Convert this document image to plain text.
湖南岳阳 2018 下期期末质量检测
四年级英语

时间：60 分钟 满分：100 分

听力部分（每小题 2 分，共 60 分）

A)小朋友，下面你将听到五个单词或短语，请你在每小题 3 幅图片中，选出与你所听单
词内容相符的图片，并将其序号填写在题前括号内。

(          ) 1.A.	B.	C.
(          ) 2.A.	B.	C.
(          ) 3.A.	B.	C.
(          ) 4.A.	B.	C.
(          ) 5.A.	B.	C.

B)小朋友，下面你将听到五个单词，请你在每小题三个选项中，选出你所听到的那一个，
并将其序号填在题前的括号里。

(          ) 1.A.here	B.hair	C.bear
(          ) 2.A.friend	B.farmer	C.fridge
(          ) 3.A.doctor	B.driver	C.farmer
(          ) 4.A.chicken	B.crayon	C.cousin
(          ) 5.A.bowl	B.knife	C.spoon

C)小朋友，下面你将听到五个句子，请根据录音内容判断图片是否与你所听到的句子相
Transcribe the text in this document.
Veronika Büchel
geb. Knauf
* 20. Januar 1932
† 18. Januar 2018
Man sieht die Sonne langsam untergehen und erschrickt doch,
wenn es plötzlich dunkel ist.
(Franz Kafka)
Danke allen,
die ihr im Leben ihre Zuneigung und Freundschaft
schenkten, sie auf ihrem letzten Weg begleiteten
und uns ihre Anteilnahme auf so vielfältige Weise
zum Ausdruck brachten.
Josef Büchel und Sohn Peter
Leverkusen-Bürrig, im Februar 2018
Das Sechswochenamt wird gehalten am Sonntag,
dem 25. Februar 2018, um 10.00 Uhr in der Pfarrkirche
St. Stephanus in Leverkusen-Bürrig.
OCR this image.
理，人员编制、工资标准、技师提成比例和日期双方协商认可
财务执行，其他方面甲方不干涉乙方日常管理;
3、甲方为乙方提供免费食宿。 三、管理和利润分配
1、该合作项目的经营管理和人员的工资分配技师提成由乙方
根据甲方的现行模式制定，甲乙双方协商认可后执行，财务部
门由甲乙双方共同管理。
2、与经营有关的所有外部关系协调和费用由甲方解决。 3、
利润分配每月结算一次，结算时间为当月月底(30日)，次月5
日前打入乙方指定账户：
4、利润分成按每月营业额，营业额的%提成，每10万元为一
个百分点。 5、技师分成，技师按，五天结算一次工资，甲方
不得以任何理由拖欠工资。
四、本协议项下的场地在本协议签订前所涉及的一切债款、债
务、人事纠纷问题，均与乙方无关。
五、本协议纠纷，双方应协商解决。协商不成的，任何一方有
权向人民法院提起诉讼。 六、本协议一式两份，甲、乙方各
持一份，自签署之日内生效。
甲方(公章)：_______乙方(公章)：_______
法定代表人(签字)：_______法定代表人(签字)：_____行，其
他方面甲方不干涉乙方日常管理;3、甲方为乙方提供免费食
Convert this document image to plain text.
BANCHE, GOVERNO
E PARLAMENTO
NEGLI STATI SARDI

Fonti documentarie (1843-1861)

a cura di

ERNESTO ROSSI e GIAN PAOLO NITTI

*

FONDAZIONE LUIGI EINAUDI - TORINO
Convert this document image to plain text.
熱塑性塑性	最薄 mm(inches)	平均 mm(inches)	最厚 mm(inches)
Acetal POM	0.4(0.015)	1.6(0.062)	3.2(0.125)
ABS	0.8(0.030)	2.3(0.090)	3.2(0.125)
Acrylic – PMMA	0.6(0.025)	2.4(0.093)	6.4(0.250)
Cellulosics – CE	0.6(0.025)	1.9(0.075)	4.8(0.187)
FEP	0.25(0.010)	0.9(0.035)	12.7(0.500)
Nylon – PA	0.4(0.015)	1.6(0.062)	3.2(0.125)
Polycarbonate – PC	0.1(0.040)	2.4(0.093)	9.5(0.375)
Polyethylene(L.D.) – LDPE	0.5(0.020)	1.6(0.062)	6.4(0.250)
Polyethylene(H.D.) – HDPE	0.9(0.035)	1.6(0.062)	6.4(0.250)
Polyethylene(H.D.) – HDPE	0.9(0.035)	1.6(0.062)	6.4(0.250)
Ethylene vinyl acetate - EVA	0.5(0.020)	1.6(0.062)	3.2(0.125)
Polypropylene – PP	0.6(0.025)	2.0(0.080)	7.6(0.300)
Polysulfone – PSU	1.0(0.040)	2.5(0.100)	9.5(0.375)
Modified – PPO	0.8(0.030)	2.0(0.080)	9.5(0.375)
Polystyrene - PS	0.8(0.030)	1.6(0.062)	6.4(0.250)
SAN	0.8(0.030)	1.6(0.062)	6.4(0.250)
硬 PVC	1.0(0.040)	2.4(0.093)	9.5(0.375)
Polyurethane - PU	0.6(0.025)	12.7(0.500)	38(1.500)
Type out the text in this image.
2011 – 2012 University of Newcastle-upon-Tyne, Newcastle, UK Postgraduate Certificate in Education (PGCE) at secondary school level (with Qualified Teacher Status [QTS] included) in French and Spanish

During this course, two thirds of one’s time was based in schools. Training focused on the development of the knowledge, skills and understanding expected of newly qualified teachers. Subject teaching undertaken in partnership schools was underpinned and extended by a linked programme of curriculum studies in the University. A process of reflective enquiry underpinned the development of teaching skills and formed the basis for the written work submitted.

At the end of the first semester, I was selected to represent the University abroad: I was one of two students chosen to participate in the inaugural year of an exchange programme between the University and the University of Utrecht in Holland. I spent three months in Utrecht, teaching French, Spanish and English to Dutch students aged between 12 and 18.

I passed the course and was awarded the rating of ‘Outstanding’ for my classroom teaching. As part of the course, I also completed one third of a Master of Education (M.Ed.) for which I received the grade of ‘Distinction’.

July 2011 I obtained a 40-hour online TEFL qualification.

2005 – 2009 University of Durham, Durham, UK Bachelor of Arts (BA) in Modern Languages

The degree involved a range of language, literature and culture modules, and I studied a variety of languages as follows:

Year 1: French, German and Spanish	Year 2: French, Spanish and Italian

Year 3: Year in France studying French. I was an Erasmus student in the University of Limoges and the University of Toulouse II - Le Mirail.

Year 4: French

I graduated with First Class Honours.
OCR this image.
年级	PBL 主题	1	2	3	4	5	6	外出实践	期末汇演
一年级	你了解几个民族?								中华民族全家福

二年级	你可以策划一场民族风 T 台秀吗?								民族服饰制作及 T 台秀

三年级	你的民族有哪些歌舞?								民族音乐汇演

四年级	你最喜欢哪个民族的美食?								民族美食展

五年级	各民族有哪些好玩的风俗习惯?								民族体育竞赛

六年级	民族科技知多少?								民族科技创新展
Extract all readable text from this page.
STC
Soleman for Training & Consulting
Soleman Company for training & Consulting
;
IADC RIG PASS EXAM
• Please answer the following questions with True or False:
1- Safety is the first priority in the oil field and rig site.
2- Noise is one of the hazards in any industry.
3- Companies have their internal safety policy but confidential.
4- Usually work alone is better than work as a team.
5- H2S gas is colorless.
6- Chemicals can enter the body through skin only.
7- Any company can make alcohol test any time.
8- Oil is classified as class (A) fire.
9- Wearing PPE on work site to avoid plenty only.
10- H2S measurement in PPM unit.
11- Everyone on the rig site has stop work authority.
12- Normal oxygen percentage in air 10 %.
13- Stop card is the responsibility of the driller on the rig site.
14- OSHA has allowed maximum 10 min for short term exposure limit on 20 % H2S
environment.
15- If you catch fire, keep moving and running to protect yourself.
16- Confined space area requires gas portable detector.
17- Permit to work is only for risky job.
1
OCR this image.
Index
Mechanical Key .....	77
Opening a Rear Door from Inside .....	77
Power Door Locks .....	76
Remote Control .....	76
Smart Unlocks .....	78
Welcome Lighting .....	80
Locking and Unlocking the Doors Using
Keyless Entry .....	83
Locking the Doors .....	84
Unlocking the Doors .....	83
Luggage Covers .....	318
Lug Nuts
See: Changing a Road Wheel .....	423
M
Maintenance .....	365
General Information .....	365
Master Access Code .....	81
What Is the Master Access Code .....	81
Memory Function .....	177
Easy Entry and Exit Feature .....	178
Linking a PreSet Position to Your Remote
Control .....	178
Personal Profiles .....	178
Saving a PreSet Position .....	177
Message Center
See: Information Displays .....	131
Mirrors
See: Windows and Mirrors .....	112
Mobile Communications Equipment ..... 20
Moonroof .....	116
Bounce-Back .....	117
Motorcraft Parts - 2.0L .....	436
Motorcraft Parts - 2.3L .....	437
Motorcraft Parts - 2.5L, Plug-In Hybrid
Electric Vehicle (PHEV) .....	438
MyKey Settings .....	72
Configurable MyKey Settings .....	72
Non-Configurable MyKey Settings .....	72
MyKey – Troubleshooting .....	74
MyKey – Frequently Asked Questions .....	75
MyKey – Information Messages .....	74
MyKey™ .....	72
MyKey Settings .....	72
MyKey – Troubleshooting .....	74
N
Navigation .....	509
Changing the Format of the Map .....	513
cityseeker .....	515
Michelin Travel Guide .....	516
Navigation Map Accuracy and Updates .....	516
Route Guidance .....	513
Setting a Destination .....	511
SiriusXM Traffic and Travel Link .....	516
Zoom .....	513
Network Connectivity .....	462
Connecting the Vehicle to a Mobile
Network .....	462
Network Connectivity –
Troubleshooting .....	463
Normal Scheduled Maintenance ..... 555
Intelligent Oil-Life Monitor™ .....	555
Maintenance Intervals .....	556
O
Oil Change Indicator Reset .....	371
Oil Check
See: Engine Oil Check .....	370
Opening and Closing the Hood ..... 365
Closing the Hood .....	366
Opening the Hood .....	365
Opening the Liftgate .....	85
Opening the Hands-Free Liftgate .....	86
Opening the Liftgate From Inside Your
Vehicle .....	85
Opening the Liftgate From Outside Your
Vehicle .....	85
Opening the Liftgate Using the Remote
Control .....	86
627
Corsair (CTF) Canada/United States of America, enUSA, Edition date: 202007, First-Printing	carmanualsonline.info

_ _ _

__Problem details__. Only a number is wanted: how many lines above include "Entry"?

__Output for this exercise__. 2